[Figure dataset records]
-- -- --
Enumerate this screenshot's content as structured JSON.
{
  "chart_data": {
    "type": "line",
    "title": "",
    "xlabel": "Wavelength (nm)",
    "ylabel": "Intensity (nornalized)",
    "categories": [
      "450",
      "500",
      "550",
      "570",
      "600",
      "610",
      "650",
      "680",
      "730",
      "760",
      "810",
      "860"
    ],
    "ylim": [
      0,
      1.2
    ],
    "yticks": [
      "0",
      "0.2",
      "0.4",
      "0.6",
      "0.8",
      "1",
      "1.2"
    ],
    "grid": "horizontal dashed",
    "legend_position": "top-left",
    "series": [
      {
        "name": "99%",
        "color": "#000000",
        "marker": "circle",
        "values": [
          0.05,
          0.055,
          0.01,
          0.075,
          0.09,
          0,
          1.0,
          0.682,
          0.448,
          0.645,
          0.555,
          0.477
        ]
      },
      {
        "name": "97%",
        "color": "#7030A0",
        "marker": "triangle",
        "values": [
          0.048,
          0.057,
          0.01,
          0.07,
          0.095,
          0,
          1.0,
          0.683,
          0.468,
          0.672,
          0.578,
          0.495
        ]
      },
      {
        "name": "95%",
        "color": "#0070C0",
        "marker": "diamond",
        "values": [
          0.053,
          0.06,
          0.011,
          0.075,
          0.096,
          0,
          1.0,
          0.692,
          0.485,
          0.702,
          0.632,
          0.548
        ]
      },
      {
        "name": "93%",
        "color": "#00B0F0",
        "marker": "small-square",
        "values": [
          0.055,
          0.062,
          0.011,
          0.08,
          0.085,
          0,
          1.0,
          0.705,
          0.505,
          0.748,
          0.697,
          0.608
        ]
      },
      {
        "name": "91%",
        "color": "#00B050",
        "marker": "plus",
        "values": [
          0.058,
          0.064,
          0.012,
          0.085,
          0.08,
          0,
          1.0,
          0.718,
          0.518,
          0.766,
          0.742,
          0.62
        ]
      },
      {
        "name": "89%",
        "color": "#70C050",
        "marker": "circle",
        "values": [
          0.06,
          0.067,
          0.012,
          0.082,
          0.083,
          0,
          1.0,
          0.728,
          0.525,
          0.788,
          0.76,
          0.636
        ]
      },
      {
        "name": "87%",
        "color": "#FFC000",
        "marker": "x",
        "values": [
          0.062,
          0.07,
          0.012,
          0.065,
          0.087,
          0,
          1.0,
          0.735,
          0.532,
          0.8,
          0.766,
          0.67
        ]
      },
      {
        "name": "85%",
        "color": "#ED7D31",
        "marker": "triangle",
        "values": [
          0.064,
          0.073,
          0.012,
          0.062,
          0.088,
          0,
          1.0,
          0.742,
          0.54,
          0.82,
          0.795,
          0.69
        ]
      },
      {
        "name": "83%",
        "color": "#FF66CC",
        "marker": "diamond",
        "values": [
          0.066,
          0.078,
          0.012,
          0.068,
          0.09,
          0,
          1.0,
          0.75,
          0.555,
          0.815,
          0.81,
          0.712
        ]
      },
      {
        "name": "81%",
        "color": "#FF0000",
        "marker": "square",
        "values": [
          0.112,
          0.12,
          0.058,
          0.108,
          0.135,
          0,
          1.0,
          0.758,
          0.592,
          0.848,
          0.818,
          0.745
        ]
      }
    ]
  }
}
-- -- --
:: WHAT IS BEING ASKED ::
Retype the records in full. Keep every line identical to the original.

:: EXERCISE RESPONSE ::
Enumerate this screenshot's content as structured JSON.
{
  "chart_data": {
    "type": "line",
    "title": "",
    "xlabel": "Wavelength (nm)",
    "ylabel": "Intensity (nornalized)",
    "categories": [
      "450",
      "500",
      "550",
      "570",
      "600",
      "610",
      "650",
      "680",
      "730",
      "760",
      "810",
      "860"
    ],
    "ylim": [
      0,
      1.2
    ],
    "yticks": [
      "0",
      "0.2",
      "0.4",
      "0.6",
      "0.8",
      "1",
      "1.2"
    ],
    "grid": "horizontal dashed",
    "legend_position": "top-left",
    "series": [
      {
        "name": "99%",
        "color": "#000000",
        "marker": "circle",
        "values": [
          0.05,
          0.055,
          0.01,
          0.075,
          0.09,
          0,
          1.0,
          0.682,
          0.448,
          0.645,
          0.555,
          0.477
        ]
      },
      {
        "name": "97%",
        "color": "#7030A0",
        "marker": "triangle",
        "values": [
          0.048,
          0.057,
          0.01,
          0.07,
          0.095,
          0,
          1.0,
          0.683,
          0.468,
          0.672,
          0.578,
          0.495
        ]
      },
      {
        "name": "95%",
        "color": "#0070C0",
        "marker": "diamond",
        "values": [
          0.053,
          0.06,
          0.011,
          0.075,
          0.096,
          0,
          1.0,
          0.692,
          0.485,
          0.702,
          0.632,
          0.548
        ]
      },
      {
        "name": "93%",
        "color": "#00B0F0",
        "marker": "small-square",
        "values": [
          0.055,
          0.062,
          0.011,
          0.08,
          0.085,
          0,
          1.0,
          0.705,
          0.505,
          0.748,
          0.697,
          0.608
        ]
      },
      {
        "name": "91%",
        "color": "#00B050",
        "marker": "plus",
        "values": [
          0.058,
          0.064,
          0.012,
          0.085,
          0.08,
          0,
          1.0,
          0.718,
          0.518,
          0.766,
          0.742,
          0.62
        ]
      },
      {
        "name": "89%",
        "color": "#70C050",
        "marker": "circle",
        "values": [
          0.06,
          0.067,
          0.012,
          0.082,
          0.083,
          0,
          1.0,
          0.728,
          0.525,
          0.788,
          0.76,
          0.636
        ]
      },
      {
        "name": "87%",
        "color": "#FFC000",
        "marker": "x",
        "values": [
          0.062,
          0.07,
          0.012,
          0.065,
          0.087,
          0,
          1.0,
          0.735,
          0.532,
          0.8,
          0.766,
          0.67
        ]
      },
      {
        "name": "85%",
        "color": "#ED7D31",
        "marker": "triangle",
        "values": [
          0.064,
          0.073,
          0.012,
          0.062,
          0.088,
          0,
          1.0,
          0.742,
          0.54,
          0.82,
          0.795,
          0.69
        ]
      },
      {
        "name": "83%",
        "color": "#FF66CC",
        "marker": "diamond",
        "values": [
          0.066,
          0.078,
          0.012,
          0.068,
          0.09,
          0,
          1.0,
          0.75,
          0.555,
          0.815,
          0.81,
          0.712
        ]
      },
      {
        "name": "81%",
        "color": "#FF0000",
        "marker": "square",
        "values": [
          0.112,
          0.12,
          0.058,
          0.108,
          0.135,
          0,
          1.0,
          0.758,
          0.592,
          0.848,
          0.818,
          0.745
        ]
      }
    ]
  }
}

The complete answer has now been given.